Dataset records on visual material
+---+

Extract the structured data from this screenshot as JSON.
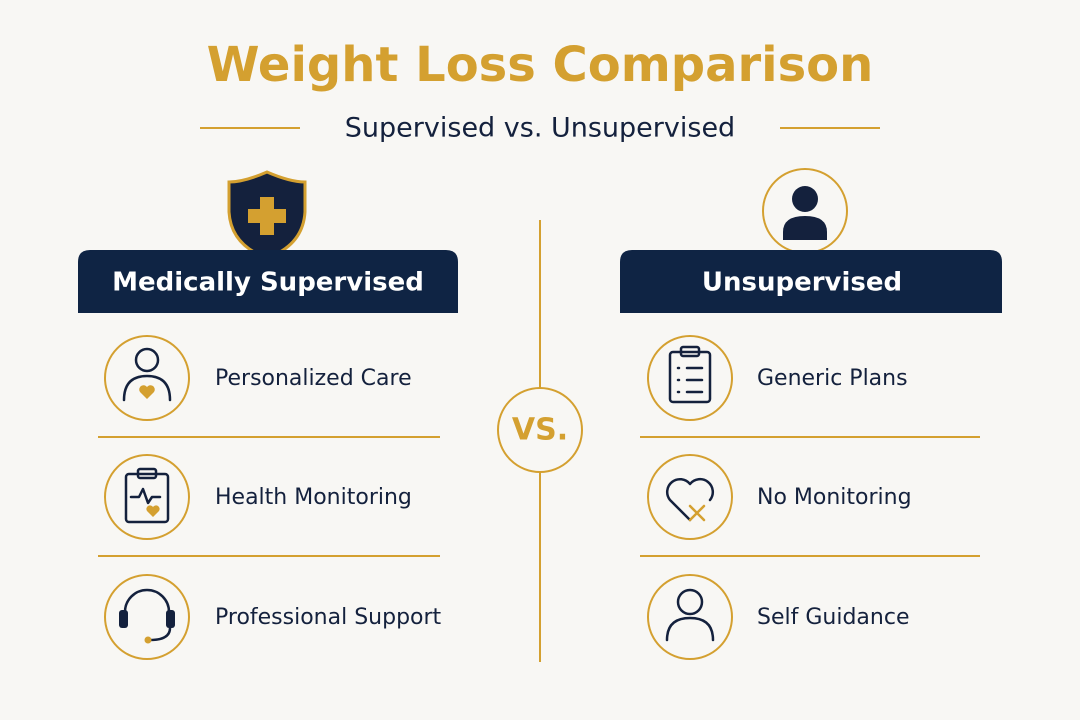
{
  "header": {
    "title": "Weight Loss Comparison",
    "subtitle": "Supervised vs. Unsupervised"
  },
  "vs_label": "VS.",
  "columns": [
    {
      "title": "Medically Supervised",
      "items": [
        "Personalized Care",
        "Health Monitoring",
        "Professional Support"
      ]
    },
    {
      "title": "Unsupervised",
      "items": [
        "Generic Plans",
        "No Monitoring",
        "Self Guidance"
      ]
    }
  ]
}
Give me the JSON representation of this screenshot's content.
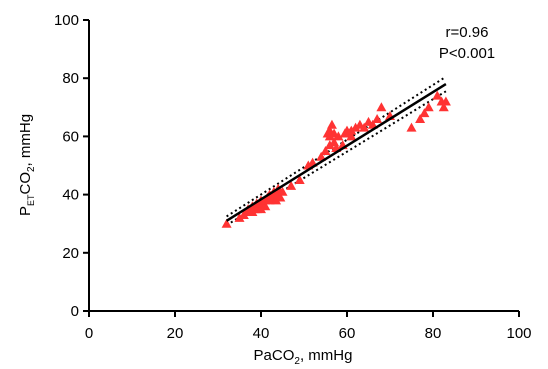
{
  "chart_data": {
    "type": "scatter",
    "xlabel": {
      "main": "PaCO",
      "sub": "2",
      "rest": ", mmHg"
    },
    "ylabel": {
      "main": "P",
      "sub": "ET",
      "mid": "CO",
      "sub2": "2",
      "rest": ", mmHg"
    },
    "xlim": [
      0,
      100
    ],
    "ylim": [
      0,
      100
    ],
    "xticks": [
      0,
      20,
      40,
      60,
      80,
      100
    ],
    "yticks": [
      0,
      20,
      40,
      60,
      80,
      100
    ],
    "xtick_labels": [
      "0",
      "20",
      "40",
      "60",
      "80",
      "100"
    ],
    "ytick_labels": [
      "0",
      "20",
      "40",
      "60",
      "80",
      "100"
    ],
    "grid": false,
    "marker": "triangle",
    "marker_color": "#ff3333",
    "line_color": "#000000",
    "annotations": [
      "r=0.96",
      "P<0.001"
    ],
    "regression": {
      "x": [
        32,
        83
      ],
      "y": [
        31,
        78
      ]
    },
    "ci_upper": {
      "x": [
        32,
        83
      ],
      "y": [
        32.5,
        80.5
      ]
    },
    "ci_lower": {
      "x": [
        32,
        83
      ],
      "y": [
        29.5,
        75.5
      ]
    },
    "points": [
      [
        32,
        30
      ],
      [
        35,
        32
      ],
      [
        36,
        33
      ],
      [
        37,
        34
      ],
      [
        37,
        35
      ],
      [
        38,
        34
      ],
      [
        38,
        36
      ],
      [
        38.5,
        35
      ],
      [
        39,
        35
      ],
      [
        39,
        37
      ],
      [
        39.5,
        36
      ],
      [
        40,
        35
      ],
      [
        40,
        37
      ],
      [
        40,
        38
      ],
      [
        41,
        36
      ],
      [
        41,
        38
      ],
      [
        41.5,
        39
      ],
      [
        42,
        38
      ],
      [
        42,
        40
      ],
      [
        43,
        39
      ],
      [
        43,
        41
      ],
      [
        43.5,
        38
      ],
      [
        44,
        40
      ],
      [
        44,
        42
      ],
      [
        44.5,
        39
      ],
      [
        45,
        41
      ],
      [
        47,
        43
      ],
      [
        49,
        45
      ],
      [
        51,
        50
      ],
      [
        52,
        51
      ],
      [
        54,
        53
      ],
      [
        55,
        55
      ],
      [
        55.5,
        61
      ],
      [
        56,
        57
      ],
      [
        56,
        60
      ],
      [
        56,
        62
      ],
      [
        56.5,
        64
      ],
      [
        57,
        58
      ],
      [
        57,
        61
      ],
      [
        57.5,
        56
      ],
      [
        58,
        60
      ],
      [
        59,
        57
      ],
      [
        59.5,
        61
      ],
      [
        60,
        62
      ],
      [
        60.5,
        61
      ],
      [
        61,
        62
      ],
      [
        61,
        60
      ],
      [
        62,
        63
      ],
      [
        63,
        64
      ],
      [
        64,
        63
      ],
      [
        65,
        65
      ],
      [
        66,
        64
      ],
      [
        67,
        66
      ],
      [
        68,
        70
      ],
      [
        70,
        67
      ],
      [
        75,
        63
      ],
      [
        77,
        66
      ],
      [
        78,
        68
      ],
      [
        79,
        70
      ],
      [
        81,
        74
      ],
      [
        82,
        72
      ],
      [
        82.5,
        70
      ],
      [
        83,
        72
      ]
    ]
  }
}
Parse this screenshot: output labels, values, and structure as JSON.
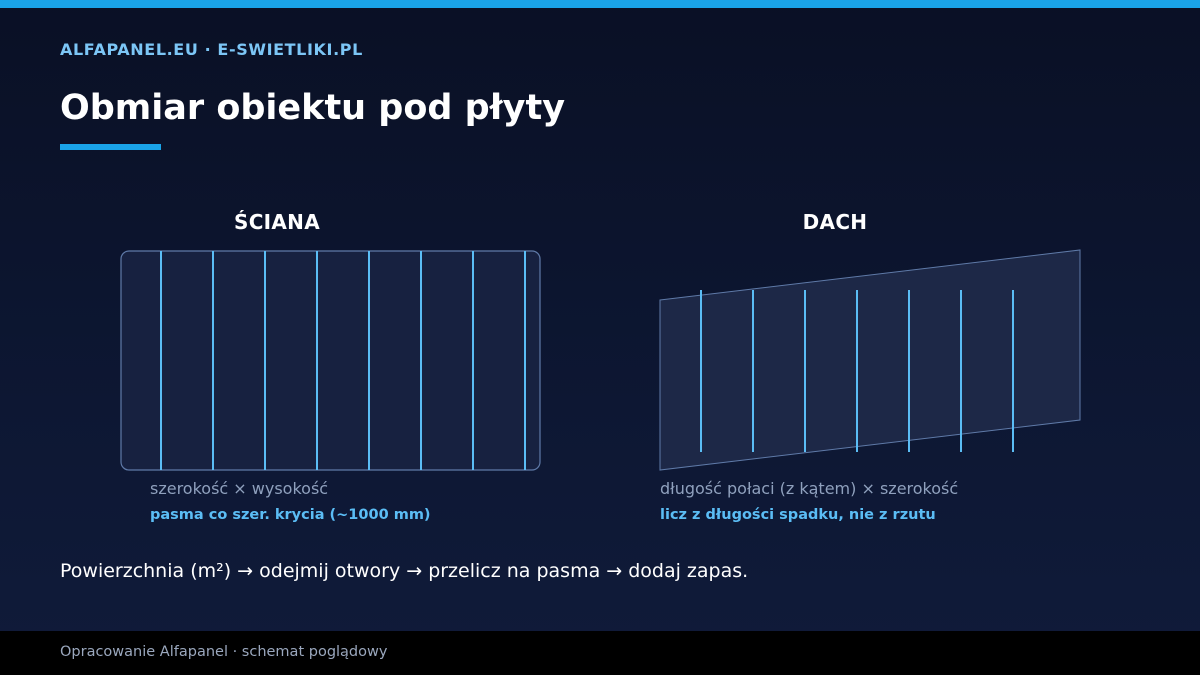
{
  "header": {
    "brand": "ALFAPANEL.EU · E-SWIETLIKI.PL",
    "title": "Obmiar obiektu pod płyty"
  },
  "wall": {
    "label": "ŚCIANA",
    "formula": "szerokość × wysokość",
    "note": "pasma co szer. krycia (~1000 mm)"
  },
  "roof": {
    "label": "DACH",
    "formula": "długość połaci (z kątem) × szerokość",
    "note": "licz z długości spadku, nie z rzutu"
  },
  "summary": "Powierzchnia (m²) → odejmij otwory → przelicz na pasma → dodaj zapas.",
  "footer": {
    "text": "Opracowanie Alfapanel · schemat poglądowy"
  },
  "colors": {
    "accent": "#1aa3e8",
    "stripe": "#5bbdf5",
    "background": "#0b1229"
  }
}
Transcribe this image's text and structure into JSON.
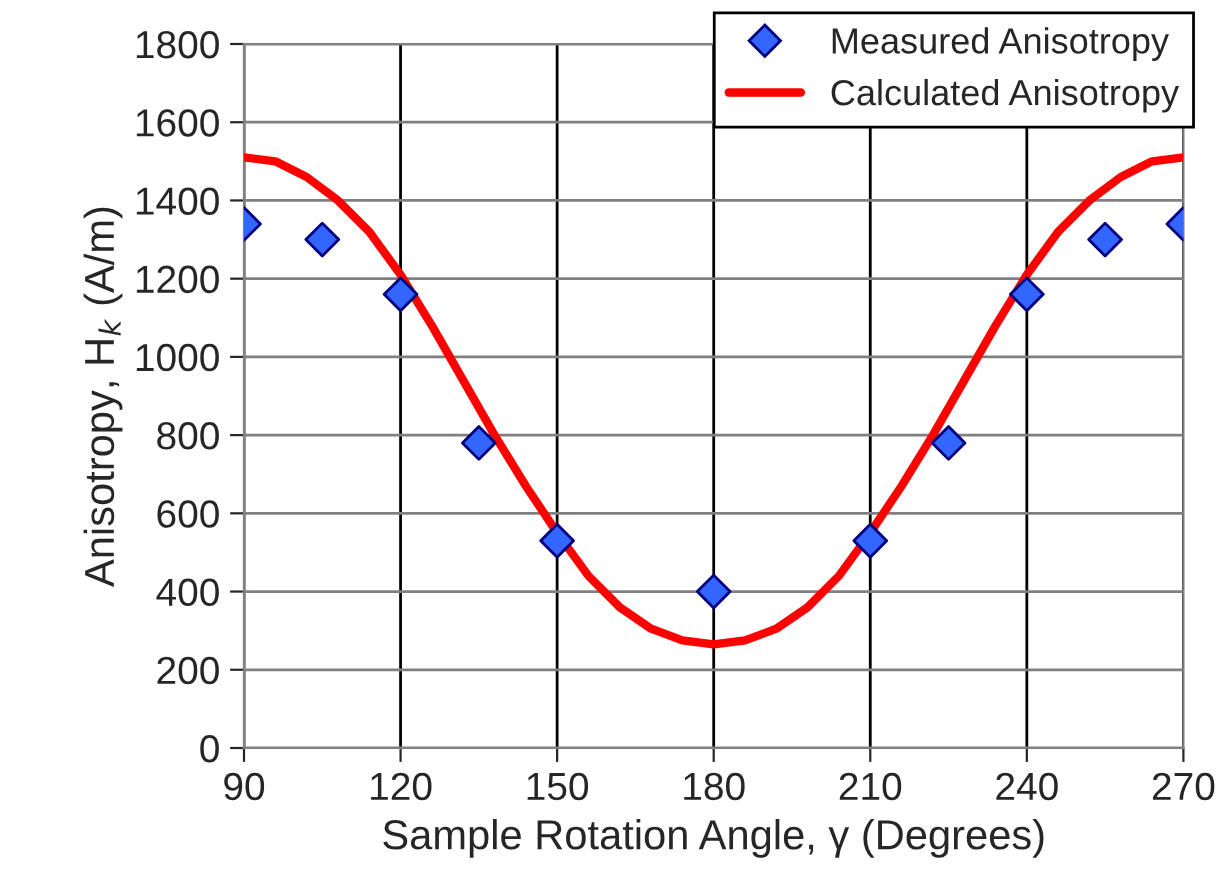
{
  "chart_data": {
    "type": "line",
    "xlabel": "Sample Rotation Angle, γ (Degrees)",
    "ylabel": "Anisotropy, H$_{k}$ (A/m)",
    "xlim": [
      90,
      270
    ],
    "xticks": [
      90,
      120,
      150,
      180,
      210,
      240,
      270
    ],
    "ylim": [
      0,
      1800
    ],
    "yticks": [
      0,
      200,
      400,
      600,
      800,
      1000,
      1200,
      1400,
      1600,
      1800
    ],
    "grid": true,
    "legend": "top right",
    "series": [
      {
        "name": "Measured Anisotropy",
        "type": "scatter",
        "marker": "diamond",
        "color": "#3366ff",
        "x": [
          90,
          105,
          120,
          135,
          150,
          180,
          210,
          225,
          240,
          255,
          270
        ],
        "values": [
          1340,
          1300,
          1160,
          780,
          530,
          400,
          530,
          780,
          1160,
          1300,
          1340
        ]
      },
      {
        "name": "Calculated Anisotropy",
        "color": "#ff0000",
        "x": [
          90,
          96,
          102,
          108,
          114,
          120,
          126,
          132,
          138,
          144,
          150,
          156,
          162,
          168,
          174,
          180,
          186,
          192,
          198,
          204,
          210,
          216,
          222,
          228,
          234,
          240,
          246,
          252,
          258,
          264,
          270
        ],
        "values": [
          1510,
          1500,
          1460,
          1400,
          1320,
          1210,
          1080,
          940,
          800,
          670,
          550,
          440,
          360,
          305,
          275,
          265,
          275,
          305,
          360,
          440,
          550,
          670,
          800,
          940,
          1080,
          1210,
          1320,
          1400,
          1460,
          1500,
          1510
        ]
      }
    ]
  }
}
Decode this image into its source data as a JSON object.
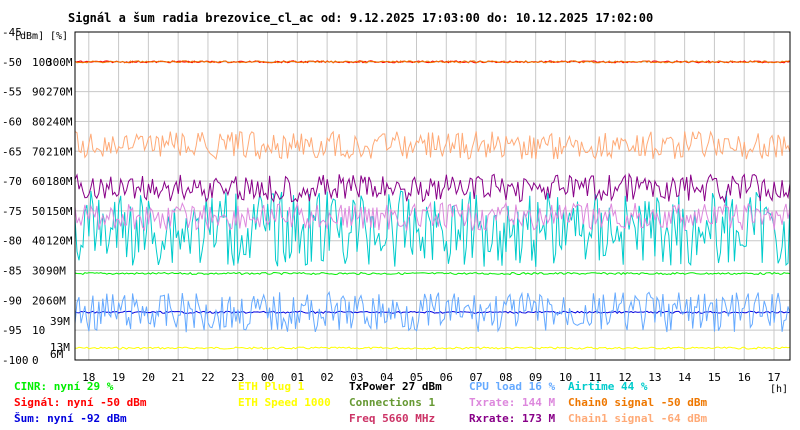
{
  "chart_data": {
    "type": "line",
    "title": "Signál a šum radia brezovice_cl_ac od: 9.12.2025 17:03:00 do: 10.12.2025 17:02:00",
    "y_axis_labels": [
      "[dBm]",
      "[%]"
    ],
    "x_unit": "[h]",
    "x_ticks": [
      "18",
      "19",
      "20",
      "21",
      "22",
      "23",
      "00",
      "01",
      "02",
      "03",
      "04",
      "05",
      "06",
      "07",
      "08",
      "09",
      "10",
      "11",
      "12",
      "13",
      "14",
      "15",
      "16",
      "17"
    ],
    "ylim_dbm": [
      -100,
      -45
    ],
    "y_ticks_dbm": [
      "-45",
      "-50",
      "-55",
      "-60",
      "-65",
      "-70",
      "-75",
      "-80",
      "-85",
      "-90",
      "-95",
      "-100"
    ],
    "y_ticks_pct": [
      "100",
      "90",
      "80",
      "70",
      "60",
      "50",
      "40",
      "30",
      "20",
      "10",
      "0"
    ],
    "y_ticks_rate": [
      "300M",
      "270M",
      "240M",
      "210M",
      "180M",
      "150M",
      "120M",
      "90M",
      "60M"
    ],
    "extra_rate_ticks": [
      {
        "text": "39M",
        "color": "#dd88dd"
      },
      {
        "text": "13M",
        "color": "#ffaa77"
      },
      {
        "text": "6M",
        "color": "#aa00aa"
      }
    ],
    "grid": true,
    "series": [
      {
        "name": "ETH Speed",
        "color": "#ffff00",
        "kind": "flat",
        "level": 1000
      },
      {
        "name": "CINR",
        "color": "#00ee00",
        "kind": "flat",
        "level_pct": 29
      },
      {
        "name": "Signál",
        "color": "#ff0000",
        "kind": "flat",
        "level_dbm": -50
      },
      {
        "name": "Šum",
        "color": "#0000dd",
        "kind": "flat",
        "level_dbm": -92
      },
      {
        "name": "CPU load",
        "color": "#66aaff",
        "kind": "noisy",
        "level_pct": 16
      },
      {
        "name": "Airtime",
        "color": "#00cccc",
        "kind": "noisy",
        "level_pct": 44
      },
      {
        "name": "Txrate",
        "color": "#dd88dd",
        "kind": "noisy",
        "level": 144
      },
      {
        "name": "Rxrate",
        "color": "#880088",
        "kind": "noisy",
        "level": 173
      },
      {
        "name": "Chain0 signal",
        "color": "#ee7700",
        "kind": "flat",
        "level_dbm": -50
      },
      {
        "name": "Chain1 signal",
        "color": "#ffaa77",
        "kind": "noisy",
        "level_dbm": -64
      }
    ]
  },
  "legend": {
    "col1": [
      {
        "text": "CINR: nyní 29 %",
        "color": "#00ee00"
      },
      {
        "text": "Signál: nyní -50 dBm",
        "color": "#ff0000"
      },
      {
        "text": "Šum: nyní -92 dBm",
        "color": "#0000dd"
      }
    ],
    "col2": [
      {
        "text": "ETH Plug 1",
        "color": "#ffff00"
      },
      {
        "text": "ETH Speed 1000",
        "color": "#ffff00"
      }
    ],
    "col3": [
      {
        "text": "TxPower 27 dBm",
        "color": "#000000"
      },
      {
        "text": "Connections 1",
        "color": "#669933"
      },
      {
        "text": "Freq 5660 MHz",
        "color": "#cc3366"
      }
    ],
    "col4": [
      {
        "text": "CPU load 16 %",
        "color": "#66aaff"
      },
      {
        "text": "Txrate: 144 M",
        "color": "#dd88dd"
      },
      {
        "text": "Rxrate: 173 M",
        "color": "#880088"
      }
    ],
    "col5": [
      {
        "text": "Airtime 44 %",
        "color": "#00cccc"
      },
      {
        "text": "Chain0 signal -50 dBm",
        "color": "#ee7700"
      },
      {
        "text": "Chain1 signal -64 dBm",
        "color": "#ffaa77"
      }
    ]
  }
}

+---+

_TASK DIRECTIONS_. Point out every line holding the string "into" and copy it.

_ANSWER IN FULL_.
Transcribe this image's text and structure into JSON.
Decode this image into its source data as a JSON object.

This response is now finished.